Objective:
Go through the data below line by line and count those containing the word "Metric". Reply with the count only.

Records for this task:

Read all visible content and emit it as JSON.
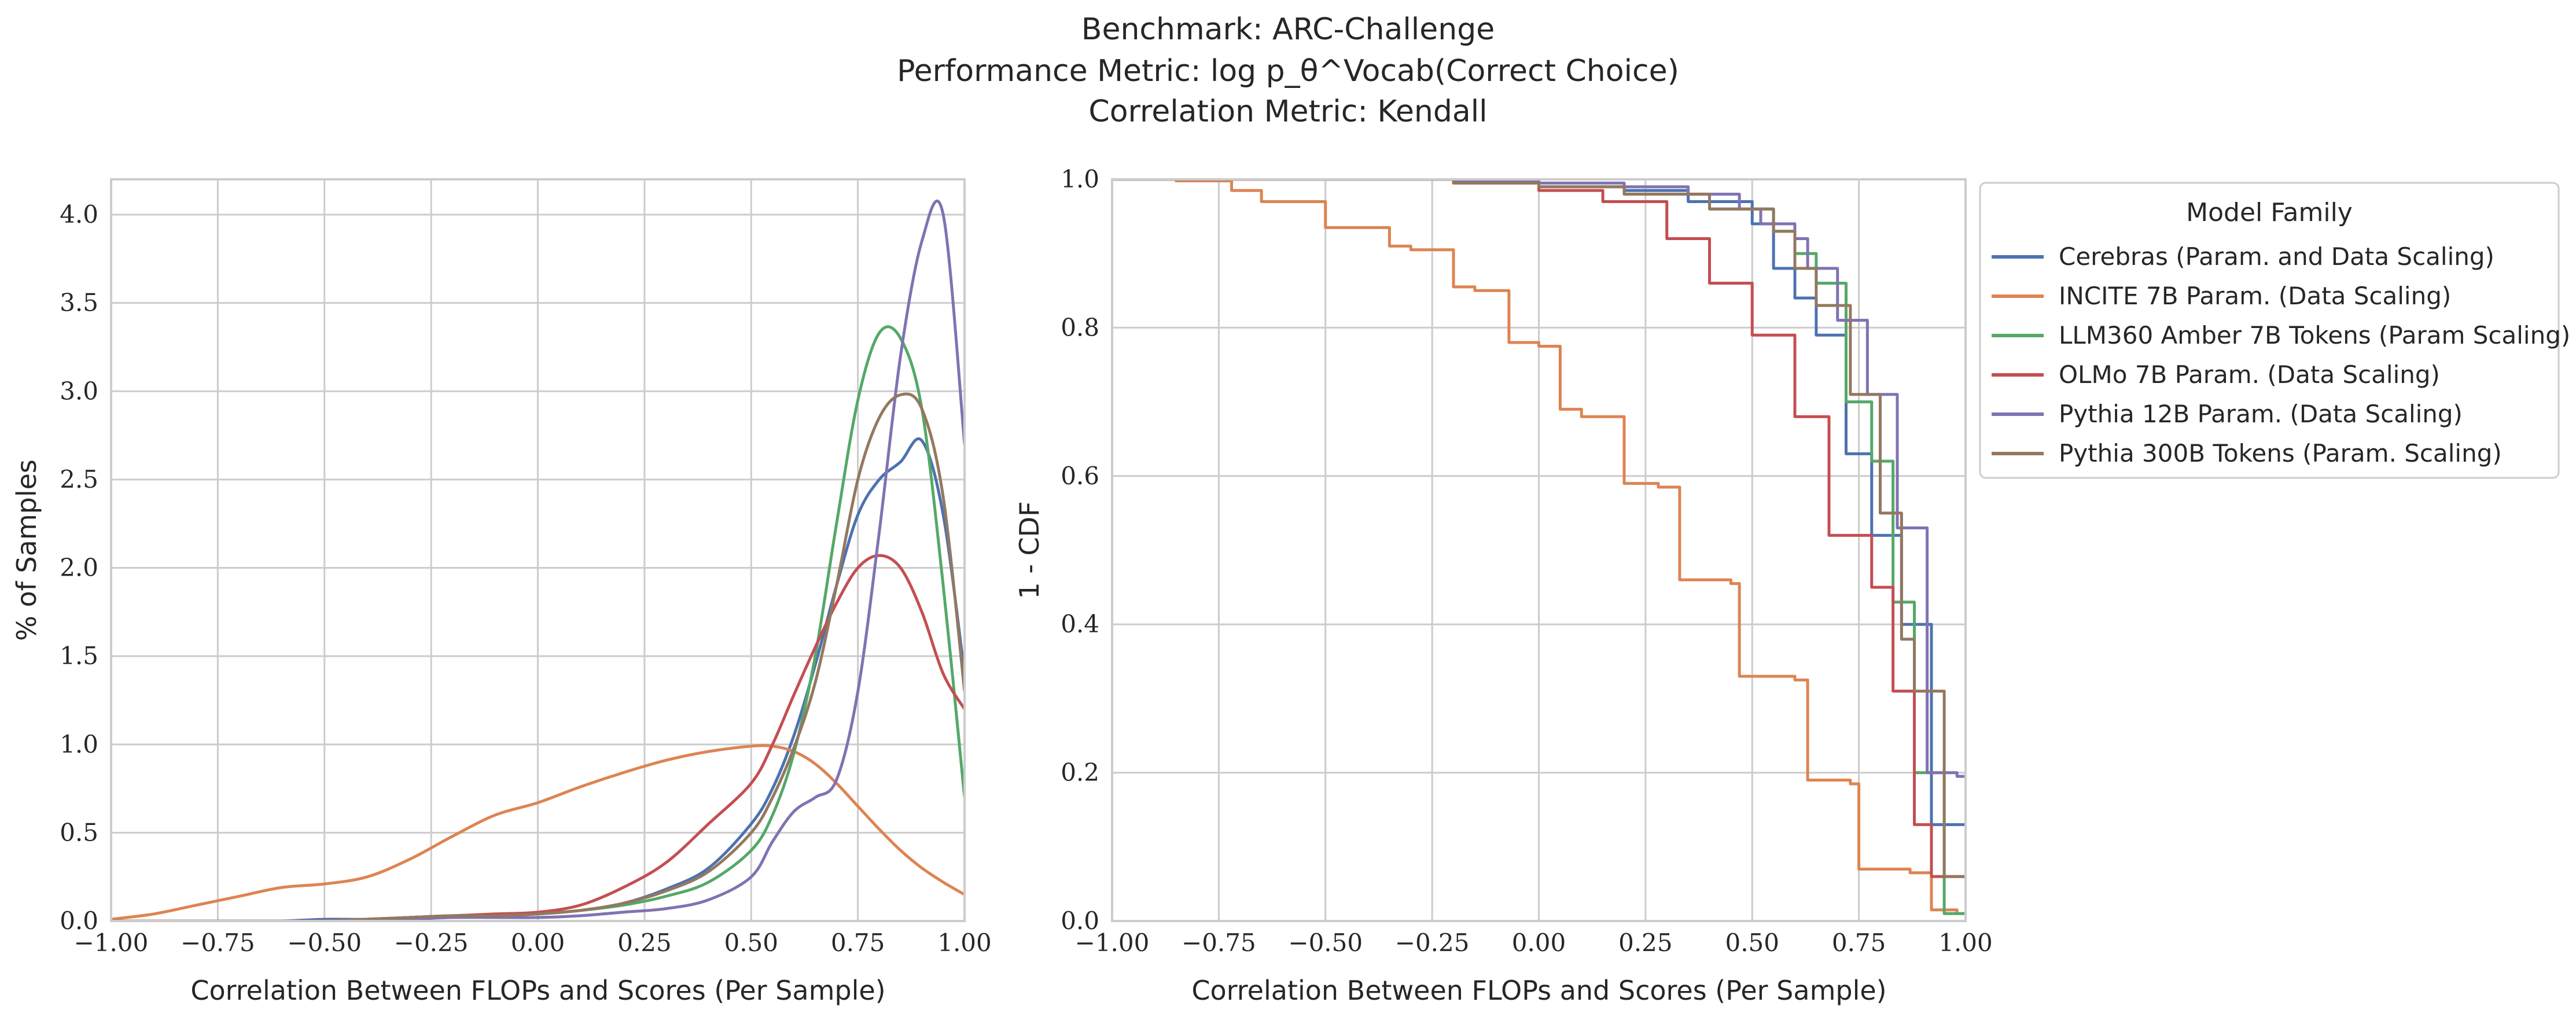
{
  "figure": {
    "title_lines": [
      "Benchmark: ARC-Challenge",
      "Performance Metric: log p_θ^Vocab(Correct Choice)",
      "Correlation Metric: Kendall"
    ]
  },
  "colors": {
    "Cerebras (Param. and Data Scaling)": "#4c72b0",
    "INCITE 7B Param. (Data Scaling)": "#dd8452",
    "LLM360 Amber 7B Tokens (Param Scaling)": "#55a868",
    "OLMo 7B Param. (Data Scaling)": "#c44e52",
    "Pythia 12B Param. (Data Scaling)": "#8172b3",
    "Pythia 300B Tokens (Param. Scaling)": "#937860"
  },
  "chart_data": [
    {
      "type": "line",
      "subtype": "kde",
      "xlabel": "Correlation Between FLOPs and Scores (Per Sample)",
      "ylabel": "% of Samples",
      "xlim": [
        -1.0,
        1.0
      ],
      "ylim": [
        0.0,
        4.2
      ],
      "xticks": [
        "−1.00",
        "−0.75",
        "−0.50",
        "−0.25",
        "0.00",
        "0.25",
        "0.50",
        "0.75",
        "1.00"
      ],
      "yticks": [
        "0.0",
        "0.5",
        "1.0",
        "1.5",
        "2.0",
        "2.5",
        "3.0",
        "3.5",
        "4.0"
      ],
      "grid": true,
      "x": [
        -1.0,
        -0.9,
        -0.8,
        -0.7,
        -0.6,
        -0.5,
        -0.4,
        -0.3,
        -0.2,
        -0.1,
        0.0,
        0.1,
        0.2,
        0.3,
        0.4,
        0.5,
        0.55,
        0.6,
        0.65,
        0.7,
        0.75,
        0.8,
        0.85,
        0.9,
        0.95,
        1.0
      ],
      "series": [
        {
          "name": "Cerebras (Param. and Data Scaling)",
          "values": [
            0,
            0,
            0,
            0,
            0,
            0.01,
            0.01,
            0.02,
            0.03,
            0.03,
            0.04,
            0.06,
            0.1,
            0.18,
            0.3,
            0.55,
            0.75,
            1.05,
            1.45,
            1.9,
            2.3,
            2.5,
            2.6,
            2.72,
            2.3,
            1.4
          ]
        },
        {
          "name": "INCITE 7B Param. (Data Scaling)",
          "values": [
            0.01,
            0.04,
            0.09,
            0.14,
            0.19,
            0.21,
            0.25,
            0.35,
            0.48,
            0.6,
            0.67,
            0.76,
            0.84,
            0.91,
            0.96,
            0.99,
            0.99,
            0.96,
            0.89,
            0.78,
            0.65,
            0.52,
            0.4,
            0.3,
            0.22,
            0.15
          ]
        },
        {
          "name": "LLM360 Amber 7B Tokens (Param Scaling)",
          "values": [
            0,
            0,
            0,
            0,
            0,
            0,
            0.01,
            0.02,
            0.03,
            0.03,
            0.04,
            0.06,
            0.09,
            0.14,
            0.22,
            0.4,
            0.6,
            0.95,
            1.5,
            2.25,
            2.95,
            3.33,
            3.3,
            2.9,
            1.9,
            0.7
          ]
        },
        {
          "name": "OLMo 7B Param. (Data Scaling)",
          "values": [
            0,
            0,
            0,
            0,
            0,
            0,
            0.01,
            0.02,
            0.03,
            0.04,
            0.05,
            0.09,
            0.19,
            0.33,
            0.55,
            0.78,
            1.0,
            1.28,
            1.55,
            1.8,
            2.0,
            2.07,
            2.0,
            1.75,
            1.4,
            1.2
          ]
        },
        {
          "name": "Pythia 12B Param. (Data Scaling)",
          "values": [
            0,
            0,
            0,
            0,
            0,
            0,
            0.01,
            0.01,
            0.02,
            0.02,
            0.02,
            0.03,
            0.05,
            0.07,
            0.12,
            0.25,
            0.45,
            0.62,
            0.7,
            0.8,
            1.3,
            2.2,
            3.2,
            3.85,
            4.0,
            2.7
          ]
        },
        {
          "name": "Pythia 300B Tokens (Param. Scaling)",
          "values": [
            0,
            0,
            0,
            0,
            0,
            0,
            0.01,
            0.02,
            0.03,
            0.03,
            0.04,
            0.06,
            0.1,
            0.17,
            0.28,
            0.5,
            0.7,
            0.98,
            1.35,
            1.9,
            2.5,
            2.85,
            2.98,
            2.9,
            2.4,
            1.3
          ]
        }
      ]
    },
    {
      "type": "line",
      "subtype": "step",
      "xlabel": "Correlation Between FLOPs and Scores (Per Sample)",
      "ylabel": "1 - CDF",
      "xlim": [
        -1.0,
        1.0
      ],
      "ylim": [
        0.0,
        1.0
      ],
      "xticks": [
        "−1.00",
        "−0.75",
        "−0.50",
        "−0.25",
        "0.00",
        "0.25",
        "0.50",
        "0.75",
        "1.00"
      ],
      "yticks": [
        "0.0",
        "0.2",
        "0.4",
        "0.6",
        "0.8",
        "1.0"
      ],
      "grid": true,
      "legend": {
        "title": "Model Family",
        "placement": "outside-right"
      },
      "series": [
        {
          "name": "Cerebras (Param. and Data Scaling)",
          "x": [
            -1.0,
            -0.2,
            0.0,
            0.2,
            0.35,
            0.5,
            0.55,
            0.6,
            0.65,
            0.72,
            0.78,
            0.85,
            0.92,
            1.0
          ],
          "values": [
            1.0,
            0.995,
            0.99,
            0.985,
            0.97,
            0.94,
            0.88,
            0.84,
            0.79,
            0.63,
            0.52,
            0.4,
            0.13,
            0.13
          ]
        },
        {
          "name": "INCITE 7B Param. (Data Scaling)",
          "x": [
            -1.0,
            -0.85,
            -0.72,
            -0.65,
            -0.5,
            -0.35,
            -0.3,
            -0.2,
            -0.15,
            -0.07,
            0.0,
            0.05,
            0.1,
            0.2,
            0.28,
            0.33,
            0.45,
            0.47,
            0.6,
            0.63,
            0.73,
            0.75,
            0.87,
            0.92,
            0.98,
            1.0
          ],
          "values": [
            1.0,
            0.998,
            0.985,
            0.97,
            0.935,
            0.91,
            0.905,
            0.855,
            0.85,
            0.78,
            0.775,
            0.69,
            0.68,
            0.59,
            0.585,
            0.46,
            0.455,
            0.33,
            0.325,
            0.19,
            0.185,
            0.07,
            0.065,
            0.015,
            0.01,
            0.01
          ]
        },
        {
          "name": "LLM360 Amber 7B Tokens (Param Scaling)",
          "x": [
            -1.0,
            -0.2,
            0.0,
            0.2,
            0.4,
            0.55,
            0.6,
            0.65,
            0.72,
            0.78,
            0.83,
            0.88,
            0.95,
            1.0
          ],
          "values": [
            1.0,
            0.995,
            0.99,
            0.98,
            0.96,
            0.93,
            0.9,
            0.86,
            0.7,
            0.62,
            0.43,
            0.2,
            0.01,
            0.01
          ]
        },
        {
          "name": "OLMo 7B Param. (Data Scaling)",
          "x": [
            -1.0,
            -0.2,
            0.0,
            0.15,
            0.3,
            0.4,
            0.5,
            0.6,
            0.68,
            0.78,
            0.83,
            0.88,
            0.92,
            1.0
          ],
          "values": [
            1.0,
            0.995,
            0.985,
            0.97,
            0.92,
            0.86,
            0.79,
            0.68,
            0.52,
            0.45,
            0.31,
            0.13,
            0.06,
            0.06
          ]
        },
        {
          "name": "Pythia 12B Param. (Data Scaling)",
          "x": [
            -1.0,
            -0.2,
            0.0,
            0.2,
            0.35,
            0.47,
            0.52,
            0.6,
            0.63,
            0.7,
            0.77,
            0.84,
            0.91,
            0.98,
            1.0
          ],
          "values": [
            1.0,
            0.998,
            0.995,
            0.99,
            0.98,
            0.96,
            0.94,
            0.92,
            0.88,
            0.81,
            0.71,
            0.53,
            0.2,
            0.195,
            0.195
          ]
        },
        {
          "name": "Pythia 300B Tokens (Param. Scaling)",
          "x": [
            -1.0,
            -0.2,
            0.0,
            0.2,
            0.4,
            0.55,
            0.6,
            0.65,
            0.73,
            0.8,
            0.85,
            0.88,
            0.95,
            1.0
          ],
          "values": [
            1.0,
            0.995,
            0.99,
            0.98,
            0.96,
            0.93,
            0.88,
            0.83,
            0.71,
            0.55,
            0.38,
            0.31,
            0.06,
            0.06
          ]
        }
      ]
    }
  ]
}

Problem solution:
2